### WORK TO COMPLETE
Copy out each line of the material below with no changes.

### PROVIDED INFORMATION
=====

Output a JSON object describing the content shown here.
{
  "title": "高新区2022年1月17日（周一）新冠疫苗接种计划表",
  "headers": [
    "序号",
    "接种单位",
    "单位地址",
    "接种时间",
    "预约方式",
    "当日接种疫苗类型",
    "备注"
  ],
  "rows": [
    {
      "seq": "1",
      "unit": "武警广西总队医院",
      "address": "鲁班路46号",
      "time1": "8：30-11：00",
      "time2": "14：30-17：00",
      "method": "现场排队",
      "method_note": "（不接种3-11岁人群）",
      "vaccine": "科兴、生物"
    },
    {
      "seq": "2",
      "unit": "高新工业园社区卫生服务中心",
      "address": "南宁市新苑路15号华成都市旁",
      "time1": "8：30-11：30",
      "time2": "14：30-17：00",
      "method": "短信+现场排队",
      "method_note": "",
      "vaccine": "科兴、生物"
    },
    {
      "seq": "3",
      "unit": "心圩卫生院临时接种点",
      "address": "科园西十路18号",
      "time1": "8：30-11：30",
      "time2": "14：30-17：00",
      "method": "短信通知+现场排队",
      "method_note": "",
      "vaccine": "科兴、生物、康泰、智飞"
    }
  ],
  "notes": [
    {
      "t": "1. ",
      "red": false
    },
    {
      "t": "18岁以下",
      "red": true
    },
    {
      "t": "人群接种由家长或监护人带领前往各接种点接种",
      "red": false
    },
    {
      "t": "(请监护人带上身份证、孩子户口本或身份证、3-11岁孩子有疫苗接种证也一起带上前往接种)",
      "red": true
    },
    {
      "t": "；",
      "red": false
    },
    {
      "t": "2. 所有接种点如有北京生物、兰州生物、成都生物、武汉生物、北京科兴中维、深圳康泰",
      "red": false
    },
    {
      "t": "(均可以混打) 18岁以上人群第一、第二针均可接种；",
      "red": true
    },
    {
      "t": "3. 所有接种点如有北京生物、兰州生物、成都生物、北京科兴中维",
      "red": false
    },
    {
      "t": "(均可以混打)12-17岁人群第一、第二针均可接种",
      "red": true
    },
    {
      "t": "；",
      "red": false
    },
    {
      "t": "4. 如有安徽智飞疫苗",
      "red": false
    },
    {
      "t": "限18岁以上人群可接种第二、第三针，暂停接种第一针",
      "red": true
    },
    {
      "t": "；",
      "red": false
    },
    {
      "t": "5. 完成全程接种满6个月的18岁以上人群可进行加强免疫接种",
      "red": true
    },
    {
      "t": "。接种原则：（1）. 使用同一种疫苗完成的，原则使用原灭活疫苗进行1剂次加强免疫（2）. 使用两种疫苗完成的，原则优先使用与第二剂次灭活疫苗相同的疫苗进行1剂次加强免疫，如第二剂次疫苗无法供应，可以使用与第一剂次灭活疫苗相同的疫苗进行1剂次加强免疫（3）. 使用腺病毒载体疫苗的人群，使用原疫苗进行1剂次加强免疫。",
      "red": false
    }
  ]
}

=====

### TASK SOLUTION
Output a JSON object describing the content shown here.
{
  "title": "高新区2022年1月17日（周一）新冠疫苗接种计划表",
  "headers": [
    "序号",
    "接种单位",
    "单位地址",
    "接种时间",
    "预约方式",
    "当日接种疫苗类型",
    "备注"
  ],
  "rows": [
    {
      "seq": "1",
      "unit": "武警广西总队医院",
      "address": "鲁班路46号",
      "time1": "8：30-11：00",
      "time2": "14：30-17：00",
      "method": "现场排队",
      "method_note": "（不接种3-11岁人群）",
      "vaccine": "科兴、生物"
    },
    {
      "seq": "2",
      "unit": "高新工业园社区卫生服务中心",
      "address": "南宁市新苑路15号华成都市旁",
      "time1": "8：30-11：30",
      "time2": "14：30-17：00",
      "method": "短信+现场排队",
      "method_note": "",
      "vaccine": "科兴、生物"
    },
    {
      "seq": "3",
      "unit": "心圩卫生院临时接种点",
      "address": "科园西十路18号",
      "time1": "8：30-11：30",
      "time2": "14：30-17：00",
      "method": "短信通知+现场排队",
      "method_note": "",
      "vaccine": "科兴、生物、康泰、智飞"
    }
  ],
  "notes": [
    {
      "t": "1. ",
      "red": false
    },
    {
      "t": "18岁以下",
      "red": true
    },
    {
      "t": "人群接种由家长或监护人带领前往各接种点接种",
      "red": false
    },
    {
      "t": "(请监护人带上身份证、孩子户口本或身份证、3-11岁孩子有疫苗接种证也一起带上前往接种)",
      "red": true
    },
    {
      "t": "；",
      "red": false
    },
    {
      "t": "2. 所有接种点如有北京生物、兰州生物、成都生物、武汉生物、北京科兴中维、深圳康泰",
      "red": false
    },
    {
      "t": "(均可以混打) 18岁以上人群第一、第二针均可接种；",
      "red": true
    },
    {
      "t": "3. 所有接种点如有北京生物、兰州生物、成都生物、北京科兴中维",
      "red": false
    },
    {
      "t": "(均可以混打)12-17岁人群第一、第二针均可接种",
      "red": true
    },
    {
      "t": "；",
      "red": false
    },
    {
      "t": "4. 如有安徽智飞疫苗",
      "red": false
    },
    {
      "t": "限18岁以上人群可接种第二、第三针，暂停接种第一针",
      "red": true
    },
    {
      "t": "；",
      "red": false
    },
    {
      "t": "5. 完成全程接种满6个月的18岁以上人群可进行加强免疫接种",
      "red": true
    },
    {
      "t": "。接种原则：（1）. 使用同一种疫苗完成的，原则使用原灭活疫苗进行1剂次加强免疫（2）. 使用两种疫苗完成的，原则优先使用与第二剂次灭活疫苗相同的疫苗进行1剂次加强免疫，如第二剂次疫苗无法供应，可以使用与第一剂次灭活疫苗相同的疫苗进行1剂次加强免疫（3）. 使用腺病毒载体疫苗的人群，使用原疫苗进行1剂次加强免疫。",
      "red": false
    }
  ]
}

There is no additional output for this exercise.